> **TASK TO COMPLETE**
From the listing, collect all lines containing the word "been".

Saved entries
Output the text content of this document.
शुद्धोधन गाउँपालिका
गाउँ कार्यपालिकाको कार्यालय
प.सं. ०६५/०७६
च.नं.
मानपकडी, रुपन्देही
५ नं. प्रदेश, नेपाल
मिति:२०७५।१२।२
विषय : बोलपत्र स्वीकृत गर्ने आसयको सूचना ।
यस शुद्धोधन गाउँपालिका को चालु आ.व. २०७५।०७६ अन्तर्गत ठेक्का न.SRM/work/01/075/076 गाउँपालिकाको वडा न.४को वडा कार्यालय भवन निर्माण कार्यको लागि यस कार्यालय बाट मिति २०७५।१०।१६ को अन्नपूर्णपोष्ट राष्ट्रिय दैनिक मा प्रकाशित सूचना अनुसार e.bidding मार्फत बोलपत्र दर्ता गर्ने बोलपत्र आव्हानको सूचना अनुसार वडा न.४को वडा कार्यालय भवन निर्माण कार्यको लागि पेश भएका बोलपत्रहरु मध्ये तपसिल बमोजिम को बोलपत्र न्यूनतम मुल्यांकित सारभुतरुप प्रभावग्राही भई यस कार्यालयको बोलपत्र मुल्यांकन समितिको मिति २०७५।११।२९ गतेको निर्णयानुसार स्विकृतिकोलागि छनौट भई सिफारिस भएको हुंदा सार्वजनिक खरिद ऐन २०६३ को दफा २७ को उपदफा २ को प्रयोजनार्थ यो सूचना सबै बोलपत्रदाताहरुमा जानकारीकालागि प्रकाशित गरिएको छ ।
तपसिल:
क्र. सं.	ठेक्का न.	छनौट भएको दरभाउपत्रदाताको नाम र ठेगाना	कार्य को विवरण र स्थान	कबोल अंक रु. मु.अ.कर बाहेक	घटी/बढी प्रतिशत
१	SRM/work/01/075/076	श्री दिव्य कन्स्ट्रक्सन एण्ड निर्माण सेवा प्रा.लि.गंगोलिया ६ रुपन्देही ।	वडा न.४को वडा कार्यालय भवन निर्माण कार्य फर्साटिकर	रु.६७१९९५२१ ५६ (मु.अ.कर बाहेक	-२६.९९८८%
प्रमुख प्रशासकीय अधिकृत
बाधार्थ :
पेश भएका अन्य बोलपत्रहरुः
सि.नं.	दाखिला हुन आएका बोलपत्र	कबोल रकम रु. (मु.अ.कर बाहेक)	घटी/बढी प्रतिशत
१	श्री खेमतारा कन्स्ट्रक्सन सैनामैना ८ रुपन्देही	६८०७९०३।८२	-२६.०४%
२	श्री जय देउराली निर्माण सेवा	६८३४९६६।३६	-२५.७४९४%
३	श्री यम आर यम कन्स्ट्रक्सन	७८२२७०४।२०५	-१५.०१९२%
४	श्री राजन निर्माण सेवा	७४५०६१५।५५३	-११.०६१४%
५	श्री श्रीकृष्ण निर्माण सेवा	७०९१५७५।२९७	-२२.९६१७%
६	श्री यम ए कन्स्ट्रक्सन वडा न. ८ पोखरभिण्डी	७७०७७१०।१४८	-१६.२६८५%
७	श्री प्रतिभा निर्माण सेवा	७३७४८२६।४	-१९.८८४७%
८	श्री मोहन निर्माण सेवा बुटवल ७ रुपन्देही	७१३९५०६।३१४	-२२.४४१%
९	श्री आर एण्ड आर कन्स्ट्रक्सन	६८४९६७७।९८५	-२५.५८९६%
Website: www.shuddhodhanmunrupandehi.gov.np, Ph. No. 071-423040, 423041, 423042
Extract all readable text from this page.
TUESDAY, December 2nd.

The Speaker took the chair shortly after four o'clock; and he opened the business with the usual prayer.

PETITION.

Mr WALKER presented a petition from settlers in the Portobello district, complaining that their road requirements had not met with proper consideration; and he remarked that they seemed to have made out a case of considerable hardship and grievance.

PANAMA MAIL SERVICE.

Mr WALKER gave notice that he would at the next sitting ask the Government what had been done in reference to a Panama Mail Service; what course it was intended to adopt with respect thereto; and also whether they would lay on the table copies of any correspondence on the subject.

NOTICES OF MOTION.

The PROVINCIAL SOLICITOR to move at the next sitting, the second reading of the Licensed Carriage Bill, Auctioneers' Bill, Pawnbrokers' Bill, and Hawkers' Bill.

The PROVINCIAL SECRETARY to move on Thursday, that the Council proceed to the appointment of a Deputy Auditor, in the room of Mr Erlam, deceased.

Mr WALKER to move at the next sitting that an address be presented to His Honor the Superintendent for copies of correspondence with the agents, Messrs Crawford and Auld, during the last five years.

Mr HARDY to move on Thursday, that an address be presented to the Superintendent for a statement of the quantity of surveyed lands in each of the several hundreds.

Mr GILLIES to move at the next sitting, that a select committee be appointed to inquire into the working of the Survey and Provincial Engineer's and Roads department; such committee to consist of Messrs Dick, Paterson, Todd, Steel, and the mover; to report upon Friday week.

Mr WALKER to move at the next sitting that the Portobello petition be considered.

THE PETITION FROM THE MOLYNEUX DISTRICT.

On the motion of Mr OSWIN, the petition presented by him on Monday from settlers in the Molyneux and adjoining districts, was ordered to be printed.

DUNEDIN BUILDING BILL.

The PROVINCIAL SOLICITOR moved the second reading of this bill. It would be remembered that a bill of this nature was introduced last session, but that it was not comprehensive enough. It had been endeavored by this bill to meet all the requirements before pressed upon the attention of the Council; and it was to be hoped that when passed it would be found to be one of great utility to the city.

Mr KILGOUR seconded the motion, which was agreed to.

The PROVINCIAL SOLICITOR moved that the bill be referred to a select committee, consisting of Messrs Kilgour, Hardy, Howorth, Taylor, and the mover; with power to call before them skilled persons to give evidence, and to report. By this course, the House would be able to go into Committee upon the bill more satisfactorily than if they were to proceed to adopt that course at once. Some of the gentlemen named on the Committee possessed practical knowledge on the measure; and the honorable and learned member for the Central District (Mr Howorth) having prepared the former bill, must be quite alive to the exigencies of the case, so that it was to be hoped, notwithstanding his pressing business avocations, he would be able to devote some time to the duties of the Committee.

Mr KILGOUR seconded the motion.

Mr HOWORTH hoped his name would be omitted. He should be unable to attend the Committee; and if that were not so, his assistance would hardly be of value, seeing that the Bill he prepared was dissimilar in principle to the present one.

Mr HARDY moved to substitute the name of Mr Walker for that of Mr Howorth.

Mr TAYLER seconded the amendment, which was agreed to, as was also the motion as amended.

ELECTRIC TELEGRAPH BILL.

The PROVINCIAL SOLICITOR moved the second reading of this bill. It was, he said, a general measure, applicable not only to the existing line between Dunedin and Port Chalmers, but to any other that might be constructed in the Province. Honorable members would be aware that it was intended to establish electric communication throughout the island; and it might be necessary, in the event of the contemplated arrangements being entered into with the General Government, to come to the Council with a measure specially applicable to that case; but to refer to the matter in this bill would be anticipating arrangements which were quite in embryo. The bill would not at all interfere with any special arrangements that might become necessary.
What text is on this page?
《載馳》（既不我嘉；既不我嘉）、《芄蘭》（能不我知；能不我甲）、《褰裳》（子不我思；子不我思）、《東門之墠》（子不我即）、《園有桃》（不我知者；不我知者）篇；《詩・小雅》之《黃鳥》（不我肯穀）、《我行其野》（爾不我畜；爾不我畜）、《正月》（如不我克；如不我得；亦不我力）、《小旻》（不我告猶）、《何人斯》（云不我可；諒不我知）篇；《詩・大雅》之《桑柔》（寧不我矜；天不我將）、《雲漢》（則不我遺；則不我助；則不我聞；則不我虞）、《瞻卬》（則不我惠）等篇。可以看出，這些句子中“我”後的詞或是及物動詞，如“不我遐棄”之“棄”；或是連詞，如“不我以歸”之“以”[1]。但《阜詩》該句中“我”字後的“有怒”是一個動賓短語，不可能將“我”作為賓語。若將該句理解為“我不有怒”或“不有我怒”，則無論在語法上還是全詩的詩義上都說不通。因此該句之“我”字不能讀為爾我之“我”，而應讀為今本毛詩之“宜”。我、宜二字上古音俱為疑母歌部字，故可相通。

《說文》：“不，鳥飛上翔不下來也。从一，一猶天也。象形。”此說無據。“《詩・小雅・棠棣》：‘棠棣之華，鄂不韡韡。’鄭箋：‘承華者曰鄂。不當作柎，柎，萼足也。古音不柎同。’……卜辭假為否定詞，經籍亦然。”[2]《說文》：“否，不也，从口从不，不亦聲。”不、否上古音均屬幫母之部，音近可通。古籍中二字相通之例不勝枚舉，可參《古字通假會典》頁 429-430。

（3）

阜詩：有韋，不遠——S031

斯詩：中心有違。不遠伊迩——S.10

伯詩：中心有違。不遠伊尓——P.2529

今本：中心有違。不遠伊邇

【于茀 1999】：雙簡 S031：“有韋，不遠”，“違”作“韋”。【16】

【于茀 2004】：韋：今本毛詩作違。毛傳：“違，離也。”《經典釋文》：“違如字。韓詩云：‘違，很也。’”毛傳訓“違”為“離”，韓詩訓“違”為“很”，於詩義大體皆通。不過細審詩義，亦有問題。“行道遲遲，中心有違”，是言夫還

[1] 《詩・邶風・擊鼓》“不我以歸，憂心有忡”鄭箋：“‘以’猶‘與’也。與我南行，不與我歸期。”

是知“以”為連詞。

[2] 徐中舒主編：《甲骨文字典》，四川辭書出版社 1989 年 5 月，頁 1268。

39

> **TASK ANSWER**
Mr WALKER gave notice that he would at the next sitting ask the Government what had been done in reference to a Panama Mail Service; what course it was intended to adopt with respect thereto; and also whether they would lay on the table copies of any correspondence on the subject.
The PROVINCIAL SOLICITOR moved the second reading of this bill. It would be remembered that a bill of this nature was introduced last session, but that it was not comprehensive enough. It had been endeavored by this bill to meet all the requirements before pressed upon the attention of the Council; and it was to be hoped that when passed it would be found to be one of great utility to the city.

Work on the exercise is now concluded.